----- Exercise data

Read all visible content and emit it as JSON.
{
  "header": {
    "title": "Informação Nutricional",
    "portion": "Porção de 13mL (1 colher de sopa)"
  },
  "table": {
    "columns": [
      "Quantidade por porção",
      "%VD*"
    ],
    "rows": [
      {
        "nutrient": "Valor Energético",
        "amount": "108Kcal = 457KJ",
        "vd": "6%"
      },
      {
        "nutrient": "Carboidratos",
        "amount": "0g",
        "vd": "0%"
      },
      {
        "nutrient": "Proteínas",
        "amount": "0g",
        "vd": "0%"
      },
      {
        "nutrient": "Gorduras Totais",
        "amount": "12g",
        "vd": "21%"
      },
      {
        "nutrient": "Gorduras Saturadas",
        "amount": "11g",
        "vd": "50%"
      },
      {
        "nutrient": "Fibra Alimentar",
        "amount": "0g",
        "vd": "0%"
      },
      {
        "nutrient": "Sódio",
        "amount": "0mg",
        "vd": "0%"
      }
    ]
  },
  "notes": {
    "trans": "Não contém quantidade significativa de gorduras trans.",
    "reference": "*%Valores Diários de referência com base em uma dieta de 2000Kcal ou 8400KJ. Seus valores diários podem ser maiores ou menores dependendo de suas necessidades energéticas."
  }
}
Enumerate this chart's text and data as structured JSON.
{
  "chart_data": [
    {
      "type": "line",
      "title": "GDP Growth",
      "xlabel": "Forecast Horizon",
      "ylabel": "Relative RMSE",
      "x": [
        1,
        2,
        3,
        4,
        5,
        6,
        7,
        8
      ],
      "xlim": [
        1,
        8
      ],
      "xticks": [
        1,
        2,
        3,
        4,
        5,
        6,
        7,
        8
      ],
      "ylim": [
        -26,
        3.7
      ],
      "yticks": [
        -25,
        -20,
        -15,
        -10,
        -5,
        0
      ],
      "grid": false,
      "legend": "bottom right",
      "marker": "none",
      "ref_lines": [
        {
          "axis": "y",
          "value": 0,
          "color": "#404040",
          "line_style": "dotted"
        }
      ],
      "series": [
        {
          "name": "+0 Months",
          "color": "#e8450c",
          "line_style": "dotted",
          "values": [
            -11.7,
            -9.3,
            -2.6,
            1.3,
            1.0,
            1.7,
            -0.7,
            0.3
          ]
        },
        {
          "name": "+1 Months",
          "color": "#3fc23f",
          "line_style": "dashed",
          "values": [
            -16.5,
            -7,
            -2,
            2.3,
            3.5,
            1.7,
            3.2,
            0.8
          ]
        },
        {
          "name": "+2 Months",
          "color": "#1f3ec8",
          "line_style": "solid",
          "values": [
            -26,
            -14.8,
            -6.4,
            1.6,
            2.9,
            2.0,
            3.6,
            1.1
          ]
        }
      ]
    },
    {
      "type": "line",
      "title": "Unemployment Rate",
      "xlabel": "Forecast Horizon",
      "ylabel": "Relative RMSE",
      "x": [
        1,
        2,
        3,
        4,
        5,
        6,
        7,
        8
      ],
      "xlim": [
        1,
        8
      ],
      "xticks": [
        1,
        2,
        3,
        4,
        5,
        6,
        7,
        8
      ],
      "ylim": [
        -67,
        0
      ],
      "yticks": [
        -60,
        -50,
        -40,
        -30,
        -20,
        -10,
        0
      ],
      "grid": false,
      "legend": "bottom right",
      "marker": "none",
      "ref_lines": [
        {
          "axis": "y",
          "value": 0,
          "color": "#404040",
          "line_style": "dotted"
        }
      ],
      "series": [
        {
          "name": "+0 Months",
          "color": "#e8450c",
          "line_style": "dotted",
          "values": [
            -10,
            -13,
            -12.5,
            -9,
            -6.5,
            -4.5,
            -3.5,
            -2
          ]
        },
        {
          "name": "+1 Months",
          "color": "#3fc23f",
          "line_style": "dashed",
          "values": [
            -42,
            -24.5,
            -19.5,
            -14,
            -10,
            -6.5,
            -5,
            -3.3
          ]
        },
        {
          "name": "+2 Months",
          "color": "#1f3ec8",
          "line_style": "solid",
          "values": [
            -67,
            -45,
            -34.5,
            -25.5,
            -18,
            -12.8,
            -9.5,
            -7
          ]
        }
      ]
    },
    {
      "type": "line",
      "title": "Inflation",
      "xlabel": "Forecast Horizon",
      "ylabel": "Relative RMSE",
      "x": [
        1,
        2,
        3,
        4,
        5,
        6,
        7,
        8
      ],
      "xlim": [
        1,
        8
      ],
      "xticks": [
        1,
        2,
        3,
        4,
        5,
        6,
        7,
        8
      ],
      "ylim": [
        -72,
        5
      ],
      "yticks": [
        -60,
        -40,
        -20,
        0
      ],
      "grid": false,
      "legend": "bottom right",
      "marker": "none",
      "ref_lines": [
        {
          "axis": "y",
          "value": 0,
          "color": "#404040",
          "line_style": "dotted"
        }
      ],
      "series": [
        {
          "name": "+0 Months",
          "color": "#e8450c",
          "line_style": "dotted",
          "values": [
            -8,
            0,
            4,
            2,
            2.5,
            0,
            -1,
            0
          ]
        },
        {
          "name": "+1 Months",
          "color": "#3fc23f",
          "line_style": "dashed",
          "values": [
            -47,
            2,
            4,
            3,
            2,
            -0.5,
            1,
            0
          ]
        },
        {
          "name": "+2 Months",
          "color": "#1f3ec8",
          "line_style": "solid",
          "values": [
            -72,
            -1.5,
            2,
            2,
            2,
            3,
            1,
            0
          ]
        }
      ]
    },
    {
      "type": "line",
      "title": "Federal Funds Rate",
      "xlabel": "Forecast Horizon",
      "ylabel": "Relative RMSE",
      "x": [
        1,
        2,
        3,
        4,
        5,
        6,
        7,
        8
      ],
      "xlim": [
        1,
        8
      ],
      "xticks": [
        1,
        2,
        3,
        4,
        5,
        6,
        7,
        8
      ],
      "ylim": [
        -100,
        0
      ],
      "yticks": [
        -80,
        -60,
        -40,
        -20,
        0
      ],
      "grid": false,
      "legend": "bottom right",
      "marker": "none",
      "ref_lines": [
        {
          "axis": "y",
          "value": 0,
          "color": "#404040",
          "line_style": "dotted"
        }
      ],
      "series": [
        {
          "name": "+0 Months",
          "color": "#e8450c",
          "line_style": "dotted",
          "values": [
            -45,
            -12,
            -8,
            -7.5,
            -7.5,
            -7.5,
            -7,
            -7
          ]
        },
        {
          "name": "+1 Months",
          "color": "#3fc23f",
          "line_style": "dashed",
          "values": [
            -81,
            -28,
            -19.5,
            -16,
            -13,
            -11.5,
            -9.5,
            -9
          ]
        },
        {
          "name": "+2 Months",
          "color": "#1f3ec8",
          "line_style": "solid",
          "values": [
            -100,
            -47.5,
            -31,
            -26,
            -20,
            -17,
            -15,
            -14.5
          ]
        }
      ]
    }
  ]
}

----------

◆ **Problem requirements**
Reproduce all of the entries word for word.

◆ **Solution for this problem**
Read all visible content and emit it as JSON.
{
  "header": {
    "title": "Informação Nutricional",
    "portion": "Porção de 13mL (1 colher de sopa)"
  },
  "table": {
    "columns": [
      "Quantidade por porção",
      "%VD*"
    ],
    "rows": [
      {
        "nutrient": "Valor Energético",
        "amount": "108Kcal = 457KJ",
        "vd": "6%"
      },
      {
        "nutrient": "Carboidratos",
        "amount": "0g",
        "vd": "0%"
      },
      {
        "nutrient": "Proteínas",
        "amount": "0g",
        "vd": "0%"
      },
      {
        "nutrient": "Gorduras Totais",
        "amount": "12g",
        "vd": "21%"
      },
      {
        "nutrient": "Gorduras Saturadas",
        "amount": "11g",
        "vd": "50%"
      },
      {
        "nutrient": "Fibra Alimentar",
        "amount": "0g",
        "vd": "0%"
      },
      {
        "nutrient": "Sódio",
        "amount": "0mg",
        "vd": "0%"
      }
    ]
  },
  "notes": {
    "trans": "Não contém quantidade significativa de gorduras trans.",
    "reference": "*%Valores Diários de referência com base em uma dieta de 2000Kcal ou 8400KJ. Seus valores diários podem ser maiores ou menores dependendo de suas necessidades energéticas."
  }
}
Enumerate this chart's text and data as structured JSON.
{
  "chart_data": [
    {
      "type": "line",
      "title": "GDP Growth",
      "xlabel": "Forecast Horizon",
      "ylabel": "Relative RMSE",
      "x": [
        1,
        2,
        3,
        4,
        5,
        6,
        7,
        8
      ],
      "xlim": [
        1,
        8
      ],
      "xticks": [
        1,
        2,
        3,
        4,
        5,
        6,
        7,
        8
      ],
      "ylim": [
        -26,
        3.7
      ],
      "yticks": [
        -25,
        -20,
        -15,
        -10,
        -5,
        0
      ],
      "grid": false,
      "legend": "bottom right",
      "marker": "none",
      "ref_lines": [
        {
          "axis": "y",
          "value": 0,
          "color": "#404040",
          "line_style": "dotted"
        }
      ],
      "series": [
        {
          "name": "+0 Months",
          "color": "#e8450c",
          "line_style": "dotted",
          "values": [
            -11.7,
            -9.3,
            -2.6,
            1.3,
            1.0,
            1.7,
            -0.7,
            0.3
          ]
        },
        {
          "name": "+1 Months",
          "color": "#3fc23f",
          "line_style": "dashed",
          "values": [
            -16.5,
            -7,
            -2,
            2.3,
            3.5,
            1.7,
            3.2,
            0.8
          ]
        },
        {
          "name": "+2 Months",
          "color": "#1f3ec8",
          "line_style": "solid",
          "values": [
            -26,
            -14.8,
            -6.4,
            1.6,
            2.9,
            2.0,
            3.6,
            1.1
          ]
        }
      ]
    },
    {
      "type": "line",
      "title": "Unemployment Rate",
      "xlabel": "Forecast Horizon",
      "ylabel": "Relative RMSE",
      "x": [
        1,
        2,
        3,
        4,
        5,
        6,
        7,
        8
      ],
      "xlim": [
        1,
        8
      ],
      "xticks": [
        1,
        2,
        3,
        4,
        5,
        6,
        7,
        8
      ],
      "ylim": [
        -67,
        0
      ],
      "yticks": [
        -60,
        -50,
        -40,
        -30,
        -20,
        -10,
        0
      ],
      "grid": false,
      "legend": "bottom right",
      "marker": "none",
      "ref_lines": [
        {
          "axis": "y",
          "value": 0,
          "color": "#404040",
          "line_style": "dotted"
        }
      ],
      "series": [
        {
          "name": "+0 Months",
          "color": "#e8450c",
          "line_style": "dotted",
          "values": [
            -10,
            -13,
            -12.5,
            -9,
            -6.5,
            -4.5,
            -3.5,
            -2
          ]
        },
        {
          "name": "+1 Months",
          "color": "#3fc23f",
          "line_style": "dashed",
          "values": [
            -42,
            -24.5,
            -19.5,
            -14,
            -10,
            -6.5,
            -5,
            -3.3
          ]
        },
        {
          "name": "+2 Months",
          "color": "#1f3ec8",
          "line_style": "solid",
          "values": [
            -67,
            -45,
            -34.5,
            -25.5,
            -18,
            -12.8,
            -9.5,
            -7
          ]
        }
      ]
    },
    {
      "type": "line",
      "title": "Inflation",
      "xlabel": "Forecast Horizon",
      "ylabel": "Relative RMSE",
      "x": [
        1,
        2,
        3,
        4,
        5,
        6,
        7,
        8
      ],
      "xlim": [
        1,
        8
      ],
      "xticks": [
        1,
        2,
        3,
        4,
        5,
        6,
        7,
        8
      ],
      "ylim": [
        -72,
        5
      ],
      "yticks": [
        -60,
        -40,
        -20,
        0
      ],
      "grid": false,
      "legend": "bottom right",
      "marker": "none",
      "ref_lines": [
        {
          "axis": "y",
          "value": 0,
          "color": "#404040",
          "line_style": "dotted"
        }
      ],
      "series": [
        {
          "name": "+0 Months",
          "color": "#e8450c",
          "line_style": "dotted",
          "values": [
            -8,
            0,
            4,
            2,
            2.5,
            0,
            -1,
            0
          ]
        },
        {
          "name": "+1 Months",
          "color": "#3fc23f",
          "line_style": "dashed",
          "values": [
            -47,
            2,
            4,
            3,
            2,
            -0.5,
            1,
            0
          ]
        },
        {
          "name": "+2 Months",
          "color": "#1f3ec8",
          "line_style": "solid",
          "values": [
            -72,
            -1.5,
            2,
            2,
            2,
            3,
            1,
            0
          ]
        }
      ]
    },
    {
      "type": "line",
      "title": "Federal Funds Rate",
      "xlabel": "Forecast Horizon",
      "ylabel": "Relative RMSE",
      "x": [
        1,
        2,
        3,
        4,
        5,
        6,
        7,
        8
      ],
      "xlim": [
        1,
        8
      ],
      "xticks": [
        1,
        2,
        3,
        4,
        5,
        6,
        7,
        8
      ],
      "ylim": [
        -100,
        0
      ],
      "yticks": [
        -80,
        -60,
        -40,
        -20,
        0
      ],
      "grid": false,
      "legend": "bottom right",
      "marker": "none",
      "ref_lines": [
        {
          "axis": "y",
          "value": 0,
          "color": "#404040",
          "line_style": "dotted"
        }
      ],
      "series": [
        {
          "name": "+0 Months",
          "color": "#e8450c",
          "line_style": "dotted",
          "values": [
            -45,
            -12,
            -8,
            -7.5,
            -7.5,
            -7.5,
            -7,
            -7
          ]
        },
        {
          "name": "+1 Months",
          "color": "#3fc23f",
          "line_style": "dashed",
          "values": [
            -81,
            -28,
            -19.5,
            -16,
            -13,
            -11.5,
            -9.5,
            -9
          ]
        },
        {
          "name": "+2 Months",
          "color": "#1f3ec8",
          "line_style": "solid",
          "values": [
            -100,
            -47.5,
            -31,
            -26,
            -20,
            -17,
            -15,
            -14.5
          ]
        }
      ]
    }
  ]
}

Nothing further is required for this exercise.